What the exercise asks: Extract the stretch of records from the line containing "word: 超过 [536,135,564,151]" through the line containing "word: FG [437,521,457,537]", reproducing each line verbatim.

========================================================================

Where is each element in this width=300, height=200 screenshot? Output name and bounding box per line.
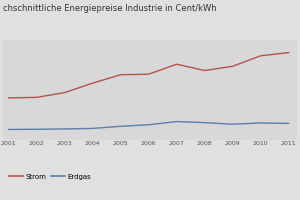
Text: chschnittliche Energiepreise Industrie in Cent/kWh: chschnittliche Energiepreise Industrie i… [3, 4, 217, 13]
Legend: Strom, Erdgas: Strom, Erdgas [7, 171, 94, 183]
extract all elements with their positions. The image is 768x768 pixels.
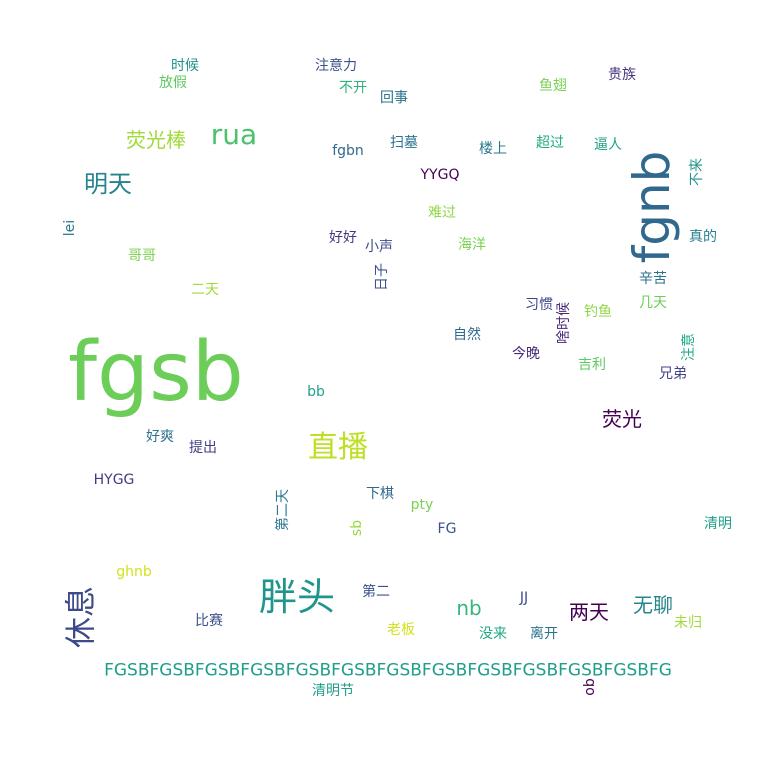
word: 超过 [536,135,564,151]
word: sb [349,519,365,537]
word: 离开 [530,626,558,642]
word: 鱼翅 [539,78,567,94]
word: 吉利 [578,357,606,373]
word: fgbn [332,143,364,159]
word: 注意 [681,333,697,361]
word: 兄弟 [659,366,687,382]
word: 海洋 [458,237,486,253]
word: 扫墓 [390,135,418,151]
word: 直播 [308,430,368,465]
word: fgnb [623,150,681,264]
word: 清明节 [312,683,354,699]
word: pty [410,497,434,513]
word: YYGQ [420,167,460,183]
word: ghnb [116,564,152,580]
word: 小声 [365,239,393,255]
word: 真的 [689,229,717,245]
word: HYGG [93,472,135,488]
word: ob [582,678,598,696]
word: 楼上 [479,141,507,157]
word: 第二天 [275,489,291,531]
word: 钓鱼 [584,304,612,320]
word: fgsb [68,325,244,420]
word: 老板 [387,622,415,638]
word: FG [437,521,457,537]
word: 自然 [453,327,481,343]
word: 好爽 [146,429,174,445]
word: 今晚 [512,346,540,362]
word: 无聊 [633,593,673,617]
word: 难过 [428,205,456,221]
word: 没来 [479,626,507,642]
word: 辛苦 [639,271,667,287]
word: lei [62,219,78,237]
word: 荧光棒 [126,128,186,152]
word: 几天 [639,295,667,311]
word: 荧光 [602,407,642,431]
word: 不来 [689,158,705,186]
word: 回事 [380,90,408,106]
word: 胖头 [258,575,336,619]
word: 贵族 [608,67,636,83]
word: bb [307,384,325,400]
word: 好好 [329,230,357,246]
word: 清明 [704,516,732,532]
word: 二天 [191,282,219,298]
word: 啥时候 [556,302,572,344]
word: 注意力 [315,58,357,74]
word: 未归 [674,615,702,631]
word: 逼人 [594,137,622,153]
word: 休息 [63,586,100,648]
word: 下棋 [366,486,394,502]
word: JJ [519,590,529,606]
word: 明天 [84,170,132,198]
word: 不开 [339,80,367,96]
word: 哥哥 [128,248,156,264]
word: 放假 [159,75,187,91]
word: nb [456,596,482,620]
word: 习惯 [525,297,553,313]
word: FGSBFGSBFGSBFGSBFGSBFGSBFGSBFGSBFGSBFGSB… [104,660,672,681]
word: 两天 [569,600,609,624]
word: 比赛 [195,613,223,629]
word: rua [210,118,258,151]
word: 第二 [362,584,390,600]
word: 时候 [171,58,199,74]
word: 日子 [374,263,390,291]
word: 提出 [189,440,217,456]
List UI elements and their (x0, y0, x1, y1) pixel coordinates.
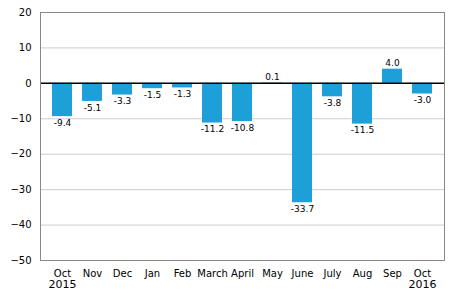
svg-text:4.0: 4.0 (385, 58, 400, 68)
svg-text:-9.4: -9.4 (54, 118, 72, 128)
svg-text:0: 0 (25, 78, 31, 89)
svg-text:−10: −10 (10, 113, 31, 124)
svg-text:July: July (323, 268, 342, 279)
svg-text:2016: 2016 (409, 278, 437, 291)
svg-text:2015: 2015 (49, 278, 77, 291)
svg-text:June: June (291, 268, 314, 279)
svg-text:−20: −20 (10, 148, 31, 159)
svg-text:-3.3: -3.3 (114, 96, 132, 106)
svg-text:Sep: Sep (383, 268, 402, 279)
svg-text:-11.5: -11.5 (351, 125, 374, 135)
svg-text:0.1: 0.1 (265, 72, 279, 82)
svg-text:March: March (197, 268, 227, 279)
svg-text:10: 10 (19, 42, 32, 53)
svg-text:-10.8: -10.8 (231, 123, 255, 133)
svg-text:−30: −30 (10, 184, 31, 195)
svg-text:-3.8: -3.8 (324, 98, 342, 108)
svg-text:−50: −50 (10, 255, 31, 266)
svg-text:May: May (262, 268, 283, 279)
svg-text:-5.1: -5.1 (84, 103, 102, 113)
svg-text:−40: −40 (10, 219, 31, 230)
svg-text:Jan: Jan (144, 268, 160, 279)
svg-text:Oct: Oct (414, 268, 431, 279)
svg-text:Aug: Aug (353, 268, 373, 279)
svg-text:20: 20 (19, 7, 32, 18)
svg-text:Feb: Feb (174, 268, 192, 279)
svg-text:-3.0: -3.0 (414, 95, 432, 105)
svg-text:-1.5: -1.5 (144, 90, 162, 100)
svg-text:-11.2: -11.2 (201, 124, 224, 134)
svg-text:Nov: Nov (83, 268, 103, 279)
svg-text:Dec: Dec (113, 268, 132, 279)
svg-text:April: April (231, 268, 254, 279)
svg-text:-1.3: -1.3 (174, 89, 192, 99)
svg-text:-33.7: -33.7 (291, 204, 314, 214)
svg-text:Oct: Oct (54, 268, 71, 279)
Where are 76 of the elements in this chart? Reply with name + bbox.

========================================================================

In response:
word: 超过 [536,135,564,151]
word: sb [349,519,365,537]
word: 离开 [530,626,558,642]
word: 鱼翅 [539,78,567,94]
word: 吉利 [578,357,606,373]
word: fgbn [332,143,364,159]
word: 注意 [681,333,697,361]
word: 兄弟 [659,366,687,382]
word: 海洋 [458,237,486,253]
word: 扫墓 [390,135,418,151]
word: 直播 [308,430,368,465]
word: fgnb [623,150,681,264]
word: 清明节 [312,683,354,699]
word: pty [410,497,434,513]
word: YYGQ [420,167,460,183]
word: ghnb [116,564,152,580]
word: 小声 [365,239,393,255]
word: 真的 [689,229,717,245]
word: HYGG [93,472,135,488]
word: ob [582,678,598,696]
word: 楼上 [479,141,507,157]
word: 第二天 [275,489,291,531]
word: 钓鱼 [584,304,612,320]
word: fgsb [68,325,244,420]
word: 老板 [387,622,415,638]
word: FG [437,521,457,537]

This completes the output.